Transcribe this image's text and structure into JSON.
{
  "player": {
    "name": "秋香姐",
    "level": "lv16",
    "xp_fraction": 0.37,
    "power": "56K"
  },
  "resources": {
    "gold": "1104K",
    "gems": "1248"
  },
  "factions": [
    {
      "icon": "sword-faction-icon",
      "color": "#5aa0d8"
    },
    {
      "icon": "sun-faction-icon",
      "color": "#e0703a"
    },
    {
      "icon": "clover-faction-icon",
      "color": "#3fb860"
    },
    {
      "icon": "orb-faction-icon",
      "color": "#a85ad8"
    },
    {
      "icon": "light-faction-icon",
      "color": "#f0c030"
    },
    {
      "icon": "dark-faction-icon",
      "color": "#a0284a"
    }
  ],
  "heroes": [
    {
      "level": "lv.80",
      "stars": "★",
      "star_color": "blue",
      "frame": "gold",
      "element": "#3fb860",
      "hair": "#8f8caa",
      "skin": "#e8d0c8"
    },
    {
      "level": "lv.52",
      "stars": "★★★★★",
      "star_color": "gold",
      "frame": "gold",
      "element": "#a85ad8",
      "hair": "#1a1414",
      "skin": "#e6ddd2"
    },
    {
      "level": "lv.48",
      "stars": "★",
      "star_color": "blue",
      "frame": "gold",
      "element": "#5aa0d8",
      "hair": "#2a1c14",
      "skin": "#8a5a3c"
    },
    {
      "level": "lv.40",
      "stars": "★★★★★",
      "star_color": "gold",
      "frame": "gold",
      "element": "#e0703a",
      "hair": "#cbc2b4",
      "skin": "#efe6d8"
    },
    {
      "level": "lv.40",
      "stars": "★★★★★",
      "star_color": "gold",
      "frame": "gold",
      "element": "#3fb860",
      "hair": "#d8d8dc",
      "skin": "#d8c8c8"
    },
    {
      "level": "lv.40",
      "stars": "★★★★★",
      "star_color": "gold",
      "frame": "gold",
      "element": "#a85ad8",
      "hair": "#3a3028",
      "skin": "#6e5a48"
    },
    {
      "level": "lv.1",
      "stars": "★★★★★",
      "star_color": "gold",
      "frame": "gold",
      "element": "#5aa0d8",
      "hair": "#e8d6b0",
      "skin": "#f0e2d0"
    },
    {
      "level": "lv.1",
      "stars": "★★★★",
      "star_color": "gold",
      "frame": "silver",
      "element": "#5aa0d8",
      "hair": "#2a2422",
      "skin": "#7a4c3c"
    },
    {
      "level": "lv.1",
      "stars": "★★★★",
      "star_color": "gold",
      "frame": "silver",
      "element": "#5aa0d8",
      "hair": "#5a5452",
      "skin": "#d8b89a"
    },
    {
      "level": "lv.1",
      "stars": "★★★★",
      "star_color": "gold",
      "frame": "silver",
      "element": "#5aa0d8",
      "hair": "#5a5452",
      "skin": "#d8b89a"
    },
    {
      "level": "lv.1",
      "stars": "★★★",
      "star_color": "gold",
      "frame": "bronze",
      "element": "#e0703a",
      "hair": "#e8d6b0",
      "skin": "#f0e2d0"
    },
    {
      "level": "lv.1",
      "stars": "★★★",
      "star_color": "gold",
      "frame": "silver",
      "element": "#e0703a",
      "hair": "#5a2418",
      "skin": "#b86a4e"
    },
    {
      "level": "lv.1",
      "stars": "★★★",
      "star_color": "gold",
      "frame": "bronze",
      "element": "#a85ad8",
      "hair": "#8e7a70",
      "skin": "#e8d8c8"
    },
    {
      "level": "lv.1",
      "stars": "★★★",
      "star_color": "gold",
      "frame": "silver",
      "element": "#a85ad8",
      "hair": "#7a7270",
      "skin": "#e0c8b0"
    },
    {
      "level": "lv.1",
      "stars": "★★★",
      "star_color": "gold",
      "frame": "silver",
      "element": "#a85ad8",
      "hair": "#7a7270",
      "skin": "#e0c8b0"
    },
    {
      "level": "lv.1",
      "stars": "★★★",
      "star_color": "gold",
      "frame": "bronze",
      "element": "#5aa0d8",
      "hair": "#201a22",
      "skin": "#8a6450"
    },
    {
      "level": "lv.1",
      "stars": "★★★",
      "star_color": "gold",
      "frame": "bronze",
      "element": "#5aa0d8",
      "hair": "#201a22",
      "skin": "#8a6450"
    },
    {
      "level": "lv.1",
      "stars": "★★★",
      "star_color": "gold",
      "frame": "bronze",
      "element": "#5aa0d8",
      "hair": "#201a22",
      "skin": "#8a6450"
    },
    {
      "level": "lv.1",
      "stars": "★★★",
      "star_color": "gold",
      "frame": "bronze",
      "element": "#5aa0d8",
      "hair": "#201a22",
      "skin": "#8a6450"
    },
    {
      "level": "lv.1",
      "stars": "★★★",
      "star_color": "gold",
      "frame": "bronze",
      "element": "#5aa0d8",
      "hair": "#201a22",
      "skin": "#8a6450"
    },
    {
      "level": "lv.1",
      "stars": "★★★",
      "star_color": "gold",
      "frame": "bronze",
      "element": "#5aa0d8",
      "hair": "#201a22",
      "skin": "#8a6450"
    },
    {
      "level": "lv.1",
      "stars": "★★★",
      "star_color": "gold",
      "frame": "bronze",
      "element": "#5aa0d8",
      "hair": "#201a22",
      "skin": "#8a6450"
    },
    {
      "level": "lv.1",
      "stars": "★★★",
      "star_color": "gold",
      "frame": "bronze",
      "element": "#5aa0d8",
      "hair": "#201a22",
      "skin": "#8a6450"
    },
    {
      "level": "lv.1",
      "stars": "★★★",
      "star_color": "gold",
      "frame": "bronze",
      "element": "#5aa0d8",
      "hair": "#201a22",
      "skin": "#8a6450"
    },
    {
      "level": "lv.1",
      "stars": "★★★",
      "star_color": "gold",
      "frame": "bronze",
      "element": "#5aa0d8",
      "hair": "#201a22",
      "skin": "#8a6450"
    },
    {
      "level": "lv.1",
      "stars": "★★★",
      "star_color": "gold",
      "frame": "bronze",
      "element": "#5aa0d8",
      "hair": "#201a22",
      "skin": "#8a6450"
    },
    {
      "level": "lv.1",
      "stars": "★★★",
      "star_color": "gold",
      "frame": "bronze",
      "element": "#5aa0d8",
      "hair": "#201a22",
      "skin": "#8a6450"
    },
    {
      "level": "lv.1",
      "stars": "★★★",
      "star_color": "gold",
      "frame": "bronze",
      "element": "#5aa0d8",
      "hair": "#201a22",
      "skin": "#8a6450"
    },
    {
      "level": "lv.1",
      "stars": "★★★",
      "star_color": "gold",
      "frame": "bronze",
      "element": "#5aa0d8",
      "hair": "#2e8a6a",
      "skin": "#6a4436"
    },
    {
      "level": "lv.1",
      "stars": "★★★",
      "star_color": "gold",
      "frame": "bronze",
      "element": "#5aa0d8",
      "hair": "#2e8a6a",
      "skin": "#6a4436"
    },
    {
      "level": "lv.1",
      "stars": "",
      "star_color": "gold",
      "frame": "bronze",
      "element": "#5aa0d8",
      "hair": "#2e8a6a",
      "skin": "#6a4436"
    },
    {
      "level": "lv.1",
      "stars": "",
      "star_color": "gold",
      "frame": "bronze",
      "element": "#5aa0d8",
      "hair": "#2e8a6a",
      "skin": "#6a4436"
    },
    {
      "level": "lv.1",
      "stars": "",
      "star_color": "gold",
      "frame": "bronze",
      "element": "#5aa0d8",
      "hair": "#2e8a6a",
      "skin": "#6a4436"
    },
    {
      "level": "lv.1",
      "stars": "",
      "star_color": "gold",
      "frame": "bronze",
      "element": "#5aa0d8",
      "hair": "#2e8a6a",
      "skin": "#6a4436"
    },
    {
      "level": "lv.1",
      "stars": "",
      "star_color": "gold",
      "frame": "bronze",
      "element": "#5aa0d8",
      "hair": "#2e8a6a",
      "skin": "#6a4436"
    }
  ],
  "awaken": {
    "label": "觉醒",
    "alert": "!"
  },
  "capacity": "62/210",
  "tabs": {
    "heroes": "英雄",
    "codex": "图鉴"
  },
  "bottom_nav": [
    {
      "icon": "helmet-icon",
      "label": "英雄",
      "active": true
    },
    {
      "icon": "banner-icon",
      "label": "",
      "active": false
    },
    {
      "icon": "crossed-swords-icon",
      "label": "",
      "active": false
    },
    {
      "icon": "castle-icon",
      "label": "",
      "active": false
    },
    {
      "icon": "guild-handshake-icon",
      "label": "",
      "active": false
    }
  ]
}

● ● ● ●

** Set task **
Take each line containing the string "icon" and copy it out.

** Problem solution **
      "icon": "sword-faction-icon",
      "icon": "sun-faction-icon",
      "icon": "clover-faction-icon",
      "icon": "orb-faction-icon",
      "icon": "light-faction-icon",
      "icon": "dark-faction-icon",
      "icon": "helmet-icon",
      "icon": "banner-icon",
      "icon": "crossed-swords-icon",
      "icon": "castle-icon",
      "icon": "guild-handshake-icon",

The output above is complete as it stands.